*** Records provided

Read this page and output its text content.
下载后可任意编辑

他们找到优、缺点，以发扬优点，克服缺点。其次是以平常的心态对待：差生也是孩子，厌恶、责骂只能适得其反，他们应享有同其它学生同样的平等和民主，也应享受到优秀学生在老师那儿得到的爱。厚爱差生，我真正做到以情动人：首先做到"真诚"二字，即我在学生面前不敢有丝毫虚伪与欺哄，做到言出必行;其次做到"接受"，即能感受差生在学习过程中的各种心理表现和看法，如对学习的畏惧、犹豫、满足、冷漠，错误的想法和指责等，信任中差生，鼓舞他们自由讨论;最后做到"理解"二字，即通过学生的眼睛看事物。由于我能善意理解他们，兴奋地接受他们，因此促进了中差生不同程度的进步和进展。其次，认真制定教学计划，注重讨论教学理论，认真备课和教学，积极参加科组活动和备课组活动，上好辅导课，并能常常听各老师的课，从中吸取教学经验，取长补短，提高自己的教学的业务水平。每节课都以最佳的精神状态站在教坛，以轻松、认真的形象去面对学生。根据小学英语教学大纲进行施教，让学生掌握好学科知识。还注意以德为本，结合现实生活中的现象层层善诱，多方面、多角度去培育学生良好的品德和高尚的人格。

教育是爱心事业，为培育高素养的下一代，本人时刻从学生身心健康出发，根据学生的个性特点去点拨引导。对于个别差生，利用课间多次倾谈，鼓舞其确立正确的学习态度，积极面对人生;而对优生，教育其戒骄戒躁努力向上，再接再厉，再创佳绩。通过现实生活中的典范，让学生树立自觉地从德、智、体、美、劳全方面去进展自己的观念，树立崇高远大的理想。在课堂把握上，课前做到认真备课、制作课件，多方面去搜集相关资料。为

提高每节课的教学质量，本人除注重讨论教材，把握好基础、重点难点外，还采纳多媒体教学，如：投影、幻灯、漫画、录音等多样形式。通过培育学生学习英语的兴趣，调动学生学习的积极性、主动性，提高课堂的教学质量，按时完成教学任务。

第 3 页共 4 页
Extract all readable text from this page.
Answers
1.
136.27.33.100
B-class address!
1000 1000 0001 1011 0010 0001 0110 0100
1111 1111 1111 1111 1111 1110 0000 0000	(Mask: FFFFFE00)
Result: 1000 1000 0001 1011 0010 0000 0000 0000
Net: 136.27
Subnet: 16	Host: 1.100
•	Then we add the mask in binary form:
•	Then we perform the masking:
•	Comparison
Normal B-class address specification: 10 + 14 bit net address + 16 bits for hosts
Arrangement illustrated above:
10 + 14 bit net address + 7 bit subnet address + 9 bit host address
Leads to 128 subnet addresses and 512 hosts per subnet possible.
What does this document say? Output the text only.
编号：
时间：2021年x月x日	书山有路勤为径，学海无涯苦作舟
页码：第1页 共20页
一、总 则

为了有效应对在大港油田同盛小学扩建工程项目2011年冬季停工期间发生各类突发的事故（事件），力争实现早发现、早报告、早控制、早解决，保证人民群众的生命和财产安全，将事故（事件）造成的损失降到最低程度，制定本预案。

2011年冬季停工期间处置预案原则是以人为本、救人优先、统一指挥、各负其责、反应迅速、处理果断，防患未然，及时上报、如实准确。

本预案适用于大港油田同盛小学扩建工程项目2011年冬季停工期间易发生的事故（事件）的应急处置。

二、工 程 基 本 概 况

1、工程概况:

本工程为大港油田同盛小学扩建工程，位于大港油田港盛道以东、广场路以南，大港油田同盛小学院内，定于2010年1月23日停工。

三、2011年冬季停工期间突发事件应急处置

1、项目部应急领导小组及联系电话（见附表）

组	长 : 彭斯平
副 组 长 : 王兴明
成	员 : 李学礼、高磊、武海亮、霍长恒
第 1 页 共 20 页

******

**Task brief**
Return every line of the material exactly.

**Exercise output**
Read this page and output its text content.
下载后可任意编辑

他们找到优、缺点，以发扬优点，克服缺点。其次是以平常的心态对待：差生也是孩子，厌恶、责骂只能适得其反，他们应享有同其它学生同样的平等和民主，也应享受到优秀学生在老师那儿得到的爱。厚爱差生，我真正做到以情动人：首先做到"真诚"二字，即我在学生面前不敢有丝毫虚伪与欺哄，做到言出必行;其次做到"接受"，即能感受差生在学习过程中的各种心理表现和看法，如对学习的畏惧、犹豫、满足、冷漠，错误的想法和指责等，信任中差生，鼓舞他们自由讨论;最后做到"理解"二字，即通过学生的眼睛看事物。由于我能善意理解他们，兴奋地接受他们，因此促进了中差生不同程度的进步和进展。其次，认真制定教学计划，注重讨论教学理论，认真备课和教学，积极参加科组活动和备课组活动，上好辅导课，并能常常听各老师的课，从中吸取教学经验，取长补短，提高自己的教学的业务水平。每节课都以最佳的精神状态站在教坛，以轻松、认真的形象去面对学生。根据小学英语教学大纲进行施教，让学生掌握好学科知识。还注意以德为本，结合现实生活中的现象层层善诱，多方面、多角度去培育学生良好的品德和高尚的人格。

教育是爱心事业，为培育高素养的下一代，本人时刻从学生身心健康出发，根据学生的个性特点去点拨引导。对于个别差生，利用课间多次倾谈，鼓舞其确立正确的学习态度，积极面对人生;而对优生，教育其戒骄戒躁努力向上，再接再厉，再创佳绩。通过现实生活中的典范，让学生树立自觉地从德、智、体、美、劳全方面去进展自己的观念，树立崇高远大的理想。在课堂把握上，课前做到认真备课、制作课件，多方面去搜集相关资料。为

提高每节课的教学质量，本人除注重讨论教材，把握好基础、重点难点外，还采纳多媒体教学，如：投影、幻灯、漫画、录音等多样形式。通过培育学生学习英语的兴趣，调动学生学习的积极性、主动性，提高课堂的教学质量，按时完成教学任务。

第 3 页共 4 页
Extract all readable text from this page.
Answers
1.
136.27.33.100
B-class address!
1000 1000 0001 1011 0010 0001 0110 0100
1111 1111 1111 1111 1111 1110 0000 0000	(Mask: FFFFFE00)
Result: 1000 1000 0001 1011 0010 0000 0000 0000
Net: 136.27
Subnet: 16	Host: 1.100
•	Then we add the mask in binary form:
•	Then we perform the masking:
•	Comparison
Normal B-class address specification: 10 + 14 bit net address + 16 bits for hosts
Arrangement illustrated above:
10 + 14 bit net address + 7 bit subnet address + 9 bit host address
Leads to 128 subnet addresses and 512 hosts per subnet possible.
What does this document say? Output the text only.
编号：
时间：2021年x月x日	书山有路勤为径，学海无涯苦作舟
页码：第1页 共20页
一、总 则

为了有效应对在大港油田同盛小学扩建工程项目2011年冬季停工期间发生各类突发的事故（事件），力争实现早发现、早报告、早控制、早解决，保证人民群众的生命和财产安全，将事故（事件）造成的损失降到最低程度，制定本预案。

2011年冬季停工期间处置预案原则是以人为本、救人优先、统一指挥、各负其责、反应迅速、处理果断，防患未然，及时上报、如实准确。

本预案适用于大港油田同盛小学扩建工程项目2011年冬季停工期间易发生的事故（事件）的应急处置。

二、工 程 基 本 概 况

1、工程概况:

本工程为大港油田同盛小学扩建工程，位于大港油田港盛道以东、广场路以南，大港油田同盛小学院内，定于2010年1月23日停工。

三、2011年冬季停工期间突发事件应急处置

1、项目部应急领导小组及联系电话（见附表）

组	长 : 彭斯平
副 组 长 : 王兴明
成	员 : 李学礼、高磊、武海亮、霍长恒
第 1 页 共 20 页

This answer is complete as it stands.